Newcombe v O'Connor & O'Connor[2022] QDC 19

DISTRICT COURT OF QUEENSLAND

CITATION:

Newcombe v O'Connor & O'Connor [2022] QDC 19

PARTIES:

DENISE NEWCOMBE

(Plaintiff)

v

CAROLYN O'CONNOR

(First Defendant)

AND

TIMOTHY O'CONNOR

(Second Defendant)

FILE NO:

2769/21

DIVISION:

Civil

PROCEEDING:

Application

ORIGINATING COURT:

Brisbane District Court

DELIVERED ON:

19 January 2022 (ex tempore)

DELIVERED AT:

Brisbane

HEARING DATE:

19 January 2022

JUDGE:

Porter QC DCJ

ORDERS:

  1. The application filed 22 October 2021 is dismissed.
  2. The plaintiff shall pay defendants’ costs of the application on the standard basis.

CATCHWORDS:

CIVIL PROCEDURE – LIMITATIONS OF ACTIONS – TORT – DEFAMATION – Application for an extension of the limitation period – Whether it was reasonable for the plaintiff to have not commenced an action within the limitation period – Whether pre-litigation steps towards alternative dispute resolution gives rise to reasonable grounds for an extension to the limitation period. 

LEGISLATION:

Limitation of Actions Act 1974 (Qld), ss 32A 10AA

Defamation Act 2005 (Qld) Part 3

CASES:

Noonan v MacLennan [2010] QCA 50

Carey v Australian Broadcasting Corporation [2012] NSWCA 176

Ahmed v Harbour Radio Pty Ltd (2009) 180 FCR 313

Pingel v Toowoomba Newspapers Pty Ltd [2010] QCA 175

Robertson v Hollings [2009] QCA 303

Carey v Australian Broadcasting Corporation (2012) NSWLR 90

COUNSEL:

M. White for the Plaintiff 

R. Anderson for the First and Second Defendants

SOLICITORS:

Clutch Legal for the Plaintiff

Bennett & Philip Lawyers for the First and Second Defendants

  1. [1]
    This is an application by the plaintiff for an extension to the limitation period for filing a claim for defamation under section 32A of the Limitation of Actions Act 1974 (Qld) (the Act). 
  2. [2]
    Section 10AA of the Act provides that the limitation period for the commencement of proceedings for a cause of action for the tort of defamation is one year from the date the cause of action accrued.  Section 32A provides the Court with the power to extend that time.  The version of s. 32A, by agreement of counsel, is a historical version of the provision, not the current version.  That provision, it is agreed by counsel, relevant to these proceeding, is the provision as set out in paragraph 10 of Mr White’s outline of argument.

> **EXERCISE DESCRIPTION**: Please render this sentence from the court decision in Spanish: "Section 32A provides the Court with the power to extend that time." Work only from the court decision.

> **DATA EXTRACT**:

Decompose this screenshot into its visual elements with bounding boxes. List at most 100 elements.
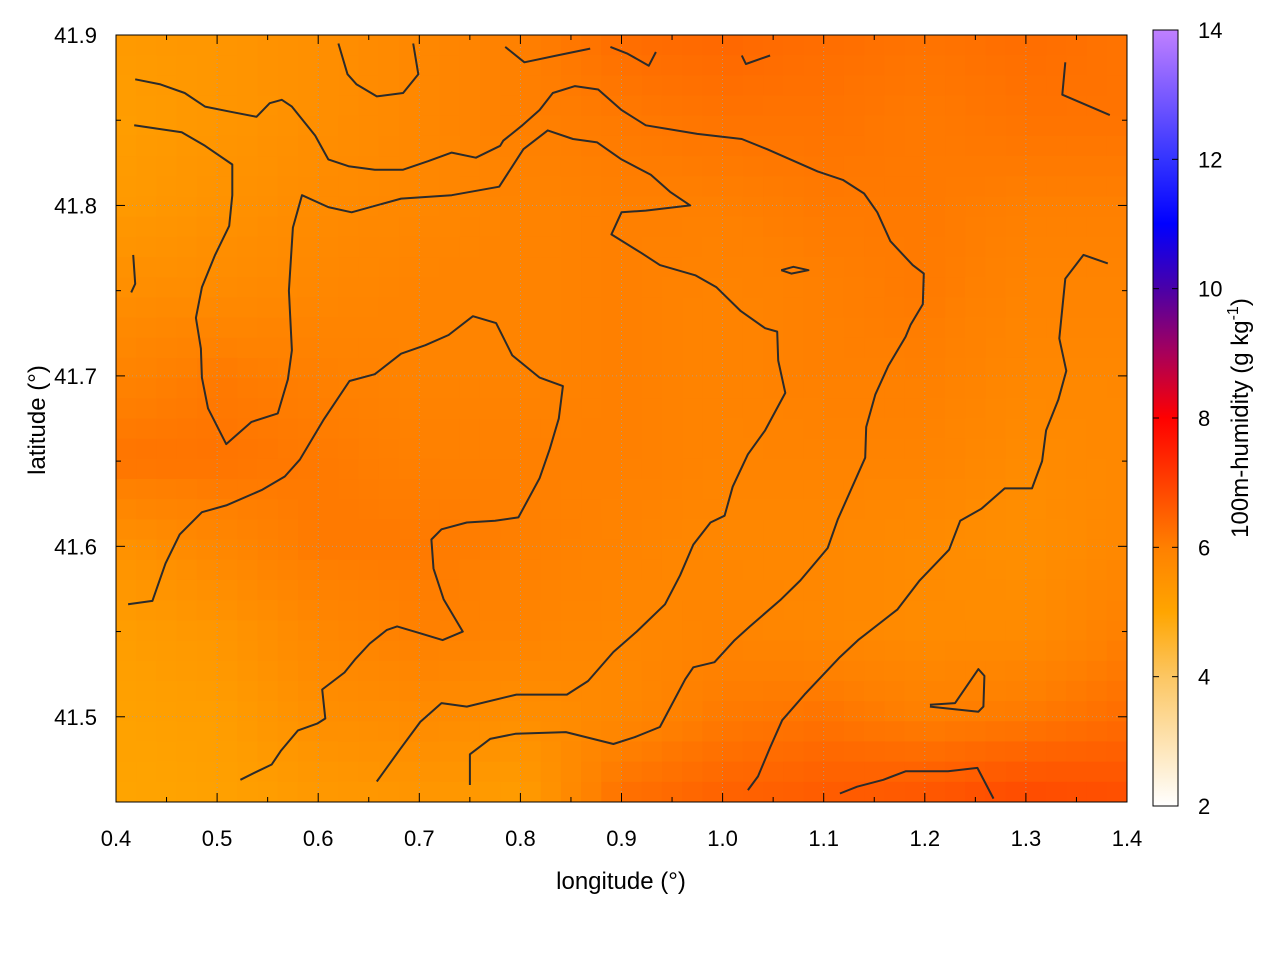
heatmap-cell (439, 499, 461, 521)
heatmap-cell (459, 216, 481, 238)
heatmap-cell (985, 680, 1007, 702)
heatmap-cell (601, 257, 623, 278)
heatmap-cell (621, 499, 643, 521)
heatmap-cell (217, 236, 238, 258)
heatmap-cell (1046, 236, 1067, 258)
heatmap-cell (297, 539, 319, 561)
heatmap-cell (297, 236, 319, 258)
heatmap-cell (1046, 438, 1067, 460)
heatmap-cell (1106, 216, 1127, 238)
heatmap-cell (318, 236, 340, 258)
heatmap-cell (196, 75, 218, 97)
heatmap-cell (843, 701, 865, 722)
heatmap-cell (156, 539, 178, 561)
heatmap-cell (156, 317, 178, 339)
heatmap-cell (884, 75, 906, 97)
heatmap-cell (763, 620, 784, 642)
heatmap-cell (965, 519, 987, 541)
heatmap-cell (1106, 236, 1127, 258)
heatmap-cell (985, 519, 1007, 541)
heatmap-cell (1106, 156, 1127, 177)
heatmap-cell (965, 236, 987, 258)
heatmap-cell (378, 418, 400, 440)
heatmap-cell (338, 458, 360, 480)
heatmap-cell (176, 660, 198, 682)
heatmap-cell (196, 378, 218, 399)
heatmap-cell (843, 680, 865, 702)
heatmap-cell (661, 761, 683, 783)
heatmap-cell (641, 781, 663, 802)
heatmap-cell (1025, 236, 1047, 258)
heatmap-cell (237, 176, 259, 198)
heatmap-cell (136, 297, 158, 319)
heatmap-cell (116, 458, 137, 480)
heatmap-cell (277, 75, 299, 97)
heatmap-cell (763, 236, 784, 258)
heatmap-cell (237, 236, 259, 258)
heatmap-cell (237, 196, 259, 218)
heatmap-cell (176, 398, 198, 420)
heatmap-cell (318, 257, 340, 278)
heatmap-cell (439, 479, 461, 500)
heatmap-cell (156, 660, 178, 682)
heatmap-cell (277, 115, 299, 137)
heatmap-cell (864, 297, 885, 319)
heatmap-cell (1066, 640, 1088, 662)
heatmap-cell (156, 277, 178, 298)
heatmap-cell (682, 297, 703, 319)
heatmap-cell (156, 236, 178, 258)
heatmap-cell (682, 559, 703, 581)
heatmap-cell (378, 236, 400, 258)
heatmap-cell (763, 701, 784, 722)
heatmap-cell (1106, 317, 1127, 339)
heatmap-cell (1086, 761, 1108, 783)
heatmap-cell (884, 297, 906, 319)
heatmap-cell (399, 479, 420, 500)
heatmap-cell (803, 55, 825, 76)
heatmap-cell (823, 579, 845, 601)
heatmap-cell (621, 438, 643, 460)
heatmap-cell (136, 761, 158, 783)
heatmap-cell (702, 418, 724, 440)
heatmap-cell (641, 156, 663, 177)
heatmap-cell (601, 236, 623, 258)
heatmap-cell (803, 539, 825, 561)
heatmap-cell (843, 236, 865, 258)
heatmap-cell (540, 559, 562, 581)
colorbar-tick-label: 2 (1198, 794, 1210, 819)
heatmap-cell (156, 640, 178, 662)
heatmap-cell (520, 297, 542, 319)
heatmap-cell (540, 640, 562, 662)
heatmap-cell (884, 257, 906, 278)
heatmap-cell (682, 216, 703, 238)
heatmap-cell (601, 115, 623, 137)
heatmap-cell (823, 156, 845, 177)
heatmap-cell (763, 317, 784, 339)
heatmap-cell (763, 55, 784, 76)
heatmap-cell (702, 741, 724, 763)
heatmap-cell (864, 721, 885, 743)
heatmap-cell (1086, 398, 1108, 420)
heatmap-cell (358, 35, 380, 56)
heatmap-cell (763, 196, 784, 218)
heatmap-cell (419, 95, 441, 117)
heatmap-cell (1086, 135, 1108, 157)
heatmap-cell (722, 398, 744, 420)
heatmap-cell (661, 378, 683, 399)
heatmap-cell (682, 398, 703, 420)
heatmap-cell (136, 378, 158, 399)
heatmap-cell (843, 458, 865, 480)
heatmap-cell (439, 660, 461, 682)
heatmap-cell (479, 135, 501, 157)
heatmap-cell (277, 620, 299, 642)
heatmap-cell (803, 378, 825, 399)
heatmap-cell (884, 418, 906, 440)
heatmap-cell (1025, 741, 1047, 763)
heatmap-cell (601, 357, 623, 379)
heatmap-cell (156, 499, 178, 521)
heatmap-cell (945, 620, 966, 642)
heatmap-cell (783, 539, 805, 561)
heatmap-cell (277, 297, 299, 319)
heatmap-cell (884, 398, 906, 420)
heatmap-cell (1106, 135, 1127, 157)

> **FINISHED EXERCISE**: El artículo 32A otorga al Tribunal la facultad de prorrogar ese plazo.